*** THE INPUT ***
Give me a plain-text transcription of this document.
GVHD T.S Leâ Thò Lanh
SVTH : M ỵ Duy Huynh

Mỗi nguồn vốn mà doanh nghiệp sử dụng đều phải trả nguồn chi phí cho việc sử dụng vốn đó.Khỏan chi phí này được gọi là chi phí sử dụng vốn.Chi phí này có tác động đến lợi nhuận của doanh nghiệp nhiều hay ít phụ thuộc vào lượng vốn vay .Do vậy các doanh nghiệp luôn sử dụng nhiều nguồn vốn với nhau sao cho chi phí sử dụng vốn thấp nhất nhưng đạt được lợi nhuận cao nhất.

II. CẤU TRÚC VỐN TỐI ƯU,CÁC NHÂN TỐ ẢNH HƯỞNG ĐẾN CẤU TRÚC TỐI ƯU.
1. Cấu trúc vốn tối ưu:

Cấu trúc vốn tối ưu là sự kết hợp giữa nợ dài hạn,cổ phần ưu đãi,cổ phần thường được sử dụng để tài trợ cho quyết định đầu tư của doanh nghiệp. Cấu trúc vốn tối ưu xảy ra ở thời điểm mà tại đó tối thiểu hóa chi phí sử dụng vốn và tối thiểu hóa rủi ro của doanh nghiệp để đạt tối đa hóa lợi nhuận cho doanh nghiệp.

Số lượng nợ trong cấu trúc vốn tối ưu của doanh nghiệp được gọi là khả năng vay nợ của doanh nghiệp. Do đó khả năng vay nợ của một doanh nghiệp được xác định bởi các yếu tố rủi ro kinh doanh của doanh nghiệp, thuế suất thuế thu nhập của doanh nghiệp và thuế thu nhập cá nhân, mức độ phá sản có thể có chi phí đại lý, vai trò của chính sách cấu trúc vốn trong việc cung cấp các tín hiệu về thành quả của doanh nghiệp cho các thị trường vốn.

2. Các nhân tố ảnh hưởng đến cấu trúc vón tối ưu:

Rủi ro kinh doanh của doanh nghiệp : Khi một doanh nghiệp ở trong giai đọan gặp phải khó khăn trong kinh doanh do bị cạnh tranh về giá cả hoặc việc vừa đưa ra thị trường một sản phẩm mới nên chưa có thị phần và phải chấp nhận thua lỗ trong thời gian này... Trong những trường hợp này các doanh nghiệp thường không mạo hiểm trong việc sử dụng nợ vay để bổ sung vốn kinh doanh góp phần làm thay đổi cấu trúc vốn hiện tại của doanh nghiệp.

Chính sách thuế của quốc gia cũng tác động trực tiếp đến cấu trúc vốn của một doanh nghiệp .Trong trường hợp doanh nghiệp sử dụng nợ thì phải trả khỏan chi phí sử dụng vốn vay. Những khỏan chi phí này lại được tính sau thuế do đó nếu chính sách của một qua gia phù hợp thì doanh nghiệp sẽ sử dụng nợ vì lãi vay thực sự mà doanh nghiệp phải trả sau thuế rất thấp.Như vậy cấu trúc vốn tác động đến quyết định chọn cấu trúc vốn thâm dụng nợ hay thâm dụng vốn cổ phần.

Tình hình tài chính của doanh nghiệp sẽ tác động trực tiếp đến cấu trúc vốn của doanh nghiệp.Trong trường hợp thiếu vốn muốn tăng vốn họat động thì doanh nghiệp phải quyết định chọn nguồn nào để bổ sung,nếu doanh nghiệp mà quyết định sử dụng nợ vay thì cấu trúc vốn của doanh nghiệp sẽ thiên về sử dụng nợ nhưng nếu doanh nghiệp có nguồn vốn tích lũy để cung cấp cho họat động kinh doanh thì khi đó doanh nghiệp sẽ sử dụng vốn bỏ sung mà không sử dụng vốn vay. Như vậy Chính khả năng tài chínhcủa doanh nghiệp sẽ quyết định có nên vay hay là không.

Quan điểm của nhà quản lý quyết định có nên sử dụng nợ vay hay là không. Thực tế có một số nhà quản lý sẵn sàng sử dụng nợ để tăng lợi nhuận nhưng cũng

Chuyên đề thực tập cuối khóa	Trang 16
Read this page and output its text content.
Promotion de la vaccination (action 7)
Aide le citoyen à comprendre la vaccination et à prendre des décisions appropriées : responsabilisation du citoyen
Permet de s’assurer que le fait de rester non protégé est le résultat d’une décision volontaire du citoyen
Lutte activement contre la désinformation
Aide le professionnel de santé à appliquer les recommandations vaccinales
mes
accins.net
***
Each entry above is to be set down again in exactly the same words.

▶ **EXERCISE OUTPUT**
Give me a plain-text transcription of this document.
GVHD T.S Leâ Thò Lanh
SVTH : M ỵ Duy Huynh

Mỗi nguồn vốn mà doanh nghiệp sử dụng đều phải trả nguồn chi phí cho việc sử dụng vốn đó.Khỏan chi phí này được gọi là chi phí sử dụng vốn.Chi phí này có tác động đến lợi nhuận của doanh nghiệp nhiều hay ít phụ thuộc vào lượng vốn vay .Do vậy các doanh nghiệp luôn sử dụng nhiều nguồn vốn với nhau sao cho chi phí sử dụng vốn thấp nhất nhưng đạt được lợi nhuận cao nhất.

II. CẤU TRÚC VỐN TỐI ƯU,CÁC NHÂN TỐ ẢNH HƯỞNG ĐẾN CẤU TRÚC TỐI ƯU.
1. Cấu trúc vốn tối ưu:

Cấu trúc vốn tối ưu là sự kết hợp giữa nợ dài hạn,cổ phần ưu đãi,cổ phần thường được sử dụng để tài trợ cho quyết định đầu tư của doanh nghiệp. Cấu trúc vốn tối ưu xảy ra ở thời điểm mà tại đó tối thiểu hóa chi phí sử dụng vốn và tối thiểu hóa rủi ro của doanh nghiệp để đạt tối đa hóa lợi nhuận cho doanh nghiệp.

Số lượng nợ trong cấu trúc vốn tối ưu của doanh nghiệp được gọi là khả năng vay nợ của doanh nghiệp. Do đó khả năng vay nợ của một doanh nghiệp được xác định bởi các yếu tố rủi ro kinh doanh của doanh nghiệp, thuế suất thuế thu nhập của doanh nghiệp và thuế thu nhập cá nhân, mức độ phá sản có thể có chi phí đại lý, vai trò của chính sách cấu trúc vốn trong việc cung cấp các tín hiệu về thành quả của doanh nghiệp cho các thị trường vốn.

2. Các nhân tố ảnh hưởng đến cấu trúc vón tối ưu:

Rủi ro kinh doanh của doanh nghiệp : Khi một doanh nghiệp ở trong giai đọan gặp phải khó khăn trong kinh doanh do bị cạnh tranh về giá cả hoặc việc vừa đưa ra thị trường một sản phẩm mới nên chưa có thị phần và phải chấp nhận thua lỗ trong thời gian này... Trong những trường hợp này các doanh nghiệp thường không mạo hiểm trong việc sử dụng nợ vay để bổ sung vốn kinh doanh góp phần làm thay đổi cấu trúc vốn hiện tại của doanh nghiệp.

Chính sách thuế của quốc gia cũng tác động trực tiếp đến cấu trúc vốn của một doanh nghiệp .Trong trường hợp doanh nghiệp sử dụng nợ thì phải trả khỏan chi phí sử dụng vốn vay. Những khỏan chi phí này lại được tính sau thuế do đó nếu chính sách của một qua gia phù hợp thì doanh nghiệp sẽ sử dụng nợ vì lãi vay thực sự mà doanh nghiệp phải trả sau thuế rất thấp.Như vậy cấu trúc vốn tác động đến quyết định chọn cấu trúc vốn thâm dụng nợ hay thâm dụng vốn cổ phần.

Tình hình tài chính của doanh nghiệp sẽ tác động trực tiếp đến cấu trúc vốn của doanh nghiệp.Trong trường hợp thiếu vốn muốn tăng vốn họat động thì doanh nghiệp phải quyết định chọn nguồn nào để bổ sung,nếu doanh nghiệp mà quyết định sử dụng nợ vay thì cấu trúc vốn của doanh nghiệp sẽ thiên về sử dụng nợ nhưng nếu doanh nghiệp có nguồn vốn tích lũy để cung cấp cho họat động kinh doanh thì khi đó doanh nghiệp sẽ sử dụng vốn bỏ sung mà không sử dụng vốn vay. Như vậy Chính khả năng tài chínhcủa doanh nghiệp sẽ quyết định có nên vay hay là không.

Quan điểm của nhà quản lý quyết định có nên sử dụng nợ vay hay là không. Thực tế có một số nhà quản lý sẵn sàng sử dụng nợ để tăng lợi nhuận nhưng cũng

Chuyên đề thực tập cuối khóa	Trang 16
Read this page and output its text content.
Promotion de la vaccination (action 7)
Aide le citoyen à comprendre la vaccination et à prendre des décisions appropriées : responsabilisation du citoyen
Permet de s’assurer que le fait de rester non protégé est le résultat d’une décision volontaire du citoyen
Lutte activement contre la désinformation
Aide le professionnel de santé à appliquer les recommandations vaccinales
mes
accins.net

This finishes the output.